◆ Written problem
Find the lines that hold the word "Mike" and return them.

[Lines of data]

- - -

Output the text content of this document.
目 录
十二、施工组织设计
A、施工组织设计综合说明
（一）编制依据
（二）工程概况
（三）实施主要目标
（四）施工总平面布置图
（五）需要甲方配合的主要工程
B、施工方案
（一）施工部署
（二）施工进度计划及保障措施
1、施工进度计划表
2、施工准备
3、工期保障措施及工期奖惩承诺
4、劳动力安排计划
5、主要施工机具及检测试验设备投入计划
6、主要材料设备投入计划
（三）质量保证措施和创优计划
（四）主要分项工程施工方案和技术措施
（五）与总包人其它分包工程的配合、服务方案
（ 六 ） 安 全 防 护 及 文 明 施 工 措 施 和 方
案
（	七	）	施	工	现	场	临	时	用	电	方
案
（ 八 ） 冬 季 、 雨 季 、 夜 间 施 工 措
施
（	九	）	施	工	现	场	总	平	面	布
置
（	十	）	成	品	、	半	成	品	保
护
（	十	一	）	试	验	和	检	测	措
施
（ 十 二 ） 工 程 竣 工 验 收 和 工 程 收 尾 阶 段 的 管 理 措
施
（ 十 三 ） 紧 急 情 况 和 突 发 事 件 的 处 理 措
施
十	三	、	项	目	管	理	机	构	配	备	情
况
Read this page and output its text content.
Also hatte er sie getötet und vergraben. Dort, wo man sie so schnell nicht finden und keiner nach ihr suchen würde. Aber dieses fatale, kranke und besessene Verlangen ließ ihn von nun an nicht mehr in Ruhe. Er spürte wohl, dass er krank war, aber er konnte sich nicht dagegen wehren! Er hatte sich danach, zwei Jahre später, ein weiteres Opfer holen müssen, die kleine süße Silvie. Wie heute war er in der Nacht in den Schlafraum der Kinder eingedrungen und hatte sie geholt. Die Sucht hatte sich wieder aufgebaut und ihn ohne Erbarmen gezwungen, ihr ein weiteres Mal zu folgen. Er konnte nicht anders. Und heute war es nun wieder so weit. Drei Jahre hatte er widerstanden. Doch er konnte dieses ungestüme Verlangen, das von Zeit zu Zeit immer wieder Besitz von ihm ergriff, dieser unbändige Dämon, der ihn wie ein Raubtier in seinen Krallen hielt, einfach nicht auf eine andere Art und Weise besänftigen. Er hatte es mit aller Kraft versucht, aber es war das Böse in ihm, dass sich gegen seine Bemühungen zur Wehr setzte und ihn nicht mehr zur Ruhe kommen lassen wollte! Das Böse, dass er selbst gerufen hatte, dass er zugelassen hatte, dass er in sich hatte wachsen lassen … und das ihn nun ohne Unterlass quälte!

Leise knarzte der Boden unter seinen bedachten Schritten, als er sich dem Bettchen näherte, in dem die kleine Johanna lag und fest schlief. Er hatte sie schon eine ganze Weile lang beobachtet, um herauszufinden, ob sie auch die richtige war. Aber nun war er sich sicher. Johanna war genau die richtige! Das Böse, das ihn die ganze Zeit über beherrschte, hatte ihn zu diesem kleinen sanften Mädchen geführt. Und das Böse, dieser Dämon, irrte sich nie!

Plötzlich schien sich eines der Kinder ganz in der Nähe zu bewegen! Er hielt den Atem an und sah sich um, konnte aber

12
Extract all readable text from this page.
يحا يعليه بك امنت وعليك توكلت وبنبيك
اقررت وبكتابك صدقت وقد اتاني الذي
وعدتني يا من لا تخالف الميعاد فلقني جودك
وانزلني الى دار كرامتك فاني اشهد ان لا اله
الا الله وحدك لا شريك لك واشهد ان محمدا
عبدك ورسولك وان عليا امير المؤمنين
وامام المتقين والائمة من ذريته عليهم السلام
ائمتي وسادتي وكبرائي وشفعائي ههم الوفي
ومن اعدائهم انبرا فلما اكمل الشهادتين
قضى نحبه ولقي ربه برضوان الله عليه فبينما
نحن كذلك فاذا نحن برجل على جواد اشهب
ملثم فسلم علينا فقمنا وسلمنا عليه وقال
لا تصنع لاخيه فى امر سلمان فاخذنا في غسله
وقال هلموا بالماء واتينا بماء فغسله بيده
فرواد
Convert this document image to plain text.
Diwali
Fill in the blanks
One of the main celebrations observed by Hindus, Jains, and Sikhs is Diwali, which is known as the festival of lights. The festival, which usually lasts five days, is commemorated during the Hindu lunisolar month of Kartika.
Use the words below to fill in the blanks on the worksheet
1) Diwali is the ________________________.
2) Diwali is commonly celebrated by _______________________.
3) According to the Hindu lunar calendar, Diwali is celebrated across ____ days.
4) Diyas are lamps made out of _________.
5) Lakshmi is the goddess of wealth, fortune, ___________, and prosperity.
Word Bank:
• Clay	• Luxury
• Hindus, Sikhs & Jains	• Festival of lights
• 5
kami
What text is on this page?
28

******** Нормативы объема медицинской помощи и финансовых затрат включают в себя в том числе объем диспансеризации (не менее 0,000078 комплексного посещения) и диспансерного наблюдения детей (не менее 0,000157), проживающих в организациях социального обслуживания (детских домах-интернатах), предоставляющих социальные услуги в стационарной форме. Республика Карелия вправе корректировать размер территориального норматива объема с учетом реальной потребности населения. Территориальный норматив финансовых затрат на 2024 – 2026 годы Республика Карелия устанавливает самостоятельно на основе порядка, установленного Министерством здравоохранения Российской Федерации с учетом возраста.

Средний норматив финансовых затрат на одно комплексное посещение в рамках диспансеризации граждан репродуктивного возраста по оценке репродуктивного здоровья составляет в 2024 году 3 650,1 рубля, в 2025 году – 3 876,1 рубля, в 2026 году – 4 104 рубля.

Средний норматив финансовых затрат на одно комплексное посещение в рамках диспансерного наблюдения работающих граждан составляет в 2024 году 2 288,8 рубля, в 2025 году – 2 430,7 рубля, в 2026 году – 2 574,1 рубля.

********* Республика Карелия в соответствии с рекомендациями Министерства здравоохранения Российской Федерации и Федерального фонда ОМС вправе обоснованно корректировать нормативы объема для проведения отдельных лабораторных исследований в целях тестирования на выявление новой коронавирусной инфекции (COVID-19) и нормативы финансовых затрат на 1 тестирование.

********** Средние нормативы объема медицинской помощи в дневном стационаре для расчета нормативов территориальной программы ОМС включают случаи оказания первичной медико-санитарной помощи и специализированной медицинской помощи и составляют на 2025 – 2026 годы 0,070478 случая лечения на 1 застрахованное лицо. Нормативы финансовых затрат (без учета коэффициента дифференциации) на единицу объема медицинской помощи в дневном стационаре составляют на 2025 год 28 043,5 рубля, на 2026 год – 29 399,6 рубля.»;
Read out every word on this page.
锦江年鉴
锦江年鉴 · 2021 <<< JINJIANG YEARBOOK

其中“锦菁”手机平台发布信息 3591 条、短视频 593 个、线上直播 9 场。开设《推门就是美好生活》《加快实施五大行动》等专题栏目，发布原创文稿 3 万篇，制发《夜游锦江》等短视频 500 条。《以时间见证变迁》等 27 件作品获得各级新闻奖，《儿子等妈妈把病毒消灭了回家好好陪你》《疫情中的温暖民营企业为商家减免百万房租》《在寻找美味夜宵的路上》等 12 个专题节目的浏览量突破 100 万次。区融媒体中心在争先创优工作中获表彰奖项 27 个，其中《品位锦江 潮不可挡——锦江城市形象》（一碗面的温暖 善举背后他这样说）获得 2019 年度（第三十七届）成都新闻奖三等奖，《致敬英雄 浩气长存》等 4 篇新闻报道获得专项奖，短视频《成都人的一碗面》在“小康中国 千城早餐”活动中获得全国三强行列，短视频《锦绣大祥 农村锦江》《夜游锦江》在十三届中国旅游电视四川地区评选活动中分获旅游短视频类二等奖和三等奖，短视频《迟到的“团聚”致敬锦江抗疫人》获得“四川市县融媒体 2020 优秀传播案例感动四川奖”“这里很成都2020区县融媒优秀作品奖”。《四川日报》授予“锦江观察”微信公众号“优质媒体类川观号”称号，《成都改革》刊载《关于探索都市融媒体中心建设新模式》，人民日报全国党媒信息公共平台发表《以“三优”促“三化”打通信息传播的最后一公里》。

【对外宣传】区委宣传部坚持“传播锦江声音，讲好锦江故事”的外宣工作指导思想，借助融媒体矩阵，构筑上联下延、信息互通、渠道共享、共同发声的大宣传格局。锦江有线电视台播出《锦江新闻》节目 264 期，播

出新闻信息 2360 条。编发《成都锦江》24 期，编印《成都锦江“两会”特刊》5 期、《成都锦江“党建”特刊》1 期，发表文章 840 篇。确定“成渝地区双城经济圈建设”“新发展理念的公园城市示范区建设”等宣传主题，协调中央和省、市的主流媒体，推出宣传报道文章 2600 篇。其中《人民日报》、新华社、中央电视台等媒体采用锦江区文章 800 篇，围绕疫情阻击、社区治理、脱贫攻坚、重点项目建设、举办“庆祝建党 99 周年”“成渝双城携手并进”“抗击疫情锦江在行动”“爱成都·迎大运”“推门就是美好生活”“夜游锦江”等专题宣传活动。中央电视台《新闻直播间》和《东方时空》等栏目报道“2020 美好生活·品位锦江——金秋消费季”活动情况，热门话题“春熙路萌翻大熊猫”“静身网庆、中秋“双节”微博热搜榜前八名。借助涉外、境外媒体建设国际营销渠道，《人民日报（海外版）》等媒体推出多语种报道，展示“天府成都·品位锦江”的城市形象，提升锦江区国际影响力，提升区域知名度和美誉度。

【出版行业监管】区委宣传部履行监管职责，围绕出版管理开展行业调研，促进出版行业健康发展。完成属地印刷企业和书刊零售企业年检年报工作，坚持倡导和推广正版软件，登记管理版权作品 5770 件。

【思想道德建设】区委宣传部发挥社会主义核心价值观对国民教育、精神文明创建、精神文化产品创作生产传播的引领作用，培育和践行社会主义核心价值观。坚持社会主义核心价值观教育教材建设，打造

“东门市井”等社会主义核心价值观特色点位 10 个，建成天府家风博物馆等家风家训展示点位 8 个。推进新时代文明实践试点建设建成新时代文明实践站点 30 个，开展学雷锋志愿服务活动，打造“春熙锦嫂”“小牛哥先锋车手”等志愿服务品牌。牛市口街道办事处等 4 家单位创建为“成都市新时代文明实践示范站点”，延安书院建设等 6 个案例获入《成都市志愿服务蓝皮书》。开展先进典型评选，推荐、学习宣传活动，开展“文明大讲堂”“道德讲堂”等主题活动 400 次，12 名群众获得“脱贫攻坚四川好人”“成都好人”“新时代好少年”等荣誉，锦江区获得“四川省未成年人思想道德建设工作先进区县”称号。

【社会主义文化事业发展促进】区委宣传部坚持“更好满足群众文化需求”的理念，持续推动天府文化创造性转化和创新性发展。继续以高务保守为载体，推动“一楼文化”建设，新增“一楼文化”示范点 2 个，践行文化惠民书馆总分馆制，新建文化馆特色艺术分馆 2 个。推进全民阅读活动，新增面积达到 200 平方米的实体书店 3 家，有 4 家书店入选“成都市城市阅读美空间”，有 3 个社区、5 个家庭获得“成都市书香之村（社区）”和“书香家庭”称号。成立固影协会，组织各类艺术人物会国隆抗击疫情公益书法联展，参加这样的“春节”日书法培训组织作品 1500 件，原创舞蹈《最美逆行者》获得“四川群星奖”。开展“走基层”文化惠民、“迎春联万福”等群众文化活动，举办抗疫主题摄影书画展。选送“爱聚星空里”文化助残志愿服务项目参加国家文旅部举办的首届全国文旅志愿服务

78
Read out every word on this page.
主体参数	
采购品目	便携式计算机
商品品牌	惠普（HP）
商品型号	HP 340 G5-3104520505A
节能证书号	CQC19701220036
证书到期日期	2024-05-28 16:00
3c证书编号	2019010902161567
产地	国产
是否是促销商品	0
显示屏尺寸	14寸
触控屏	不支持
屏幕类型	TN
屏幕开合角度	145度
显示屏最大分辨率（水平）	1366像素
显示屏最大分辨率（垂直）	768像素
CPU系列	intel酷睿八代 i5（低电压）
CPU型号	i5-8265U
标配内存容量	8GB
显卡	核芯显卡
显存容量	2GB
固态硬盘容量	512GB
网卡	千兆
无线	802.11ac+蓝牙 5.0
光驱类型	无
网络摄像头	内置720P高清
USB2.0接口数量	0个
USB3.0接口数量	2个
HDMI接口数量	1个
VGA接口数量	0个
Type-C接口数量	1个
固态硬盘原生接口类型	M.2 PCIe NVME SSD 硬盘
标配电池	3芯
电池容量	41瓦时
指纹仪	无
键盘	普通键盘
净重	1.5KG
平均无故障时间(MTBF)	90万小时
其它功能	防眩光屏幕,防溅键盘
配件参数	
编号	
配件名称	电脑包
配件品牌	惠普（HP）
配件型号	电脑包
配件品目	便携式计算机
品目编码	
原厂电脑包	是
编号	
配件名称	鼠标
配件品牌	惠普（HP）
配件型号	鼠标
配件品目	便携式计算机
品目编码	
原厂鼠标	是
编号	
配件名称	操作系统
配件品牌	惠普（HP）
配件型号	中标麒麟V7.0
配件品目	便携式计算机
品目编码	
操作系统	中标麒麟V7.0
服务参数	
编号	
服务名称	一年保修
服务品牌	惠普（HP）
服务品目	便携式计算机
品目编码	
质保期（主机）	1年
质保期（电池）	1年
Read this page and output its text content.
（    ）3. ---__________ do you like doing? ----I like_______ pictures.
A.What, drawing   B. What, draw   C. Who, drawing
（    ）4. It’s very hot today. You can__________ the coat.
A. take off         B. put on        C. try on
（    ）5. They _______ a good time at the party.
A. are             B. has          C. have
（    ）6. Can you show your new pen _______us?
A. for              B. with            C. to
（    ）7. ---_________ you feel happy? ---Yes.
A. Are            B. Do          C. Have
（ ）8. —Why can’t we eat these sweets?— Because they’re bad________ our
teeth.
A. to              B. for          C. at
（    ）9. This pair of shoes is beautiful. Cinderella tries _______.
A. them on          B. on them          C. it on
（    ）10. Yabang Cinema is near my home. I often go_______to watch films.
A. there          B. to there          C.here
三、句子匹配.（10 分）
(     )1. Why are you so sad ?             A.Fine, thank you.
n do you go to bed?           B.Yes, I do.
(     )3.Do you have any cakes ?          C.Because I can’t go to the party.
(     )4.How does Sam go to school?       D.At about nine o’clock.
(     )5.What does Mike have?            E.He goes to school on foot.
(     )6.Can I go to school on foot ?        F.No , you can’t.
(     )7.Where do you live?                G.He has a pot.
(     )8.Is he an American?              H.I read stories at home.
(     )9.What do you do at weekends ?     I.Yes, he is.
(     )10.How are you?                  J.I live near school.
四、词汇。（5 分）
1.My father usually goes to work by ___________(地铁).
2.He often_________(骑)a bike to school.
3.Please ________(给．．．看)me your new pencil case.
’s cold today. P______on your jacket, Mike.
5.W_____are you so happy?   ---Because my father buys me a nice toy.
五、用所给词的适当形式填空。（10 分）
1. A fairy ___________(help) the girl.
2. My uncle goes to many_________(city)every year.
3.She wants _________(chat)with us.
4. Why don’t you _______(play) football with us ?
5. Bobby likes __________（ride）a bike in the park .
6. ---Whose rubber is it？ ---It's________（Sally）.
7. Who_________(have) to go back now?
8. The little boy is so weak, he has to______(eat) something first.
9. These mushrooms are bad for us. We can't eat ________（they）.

- - -

◆ Reply
(     )5.What does Mike have?            E.He goes to school on foot.
’s cold today. P______on your jacket, Mike.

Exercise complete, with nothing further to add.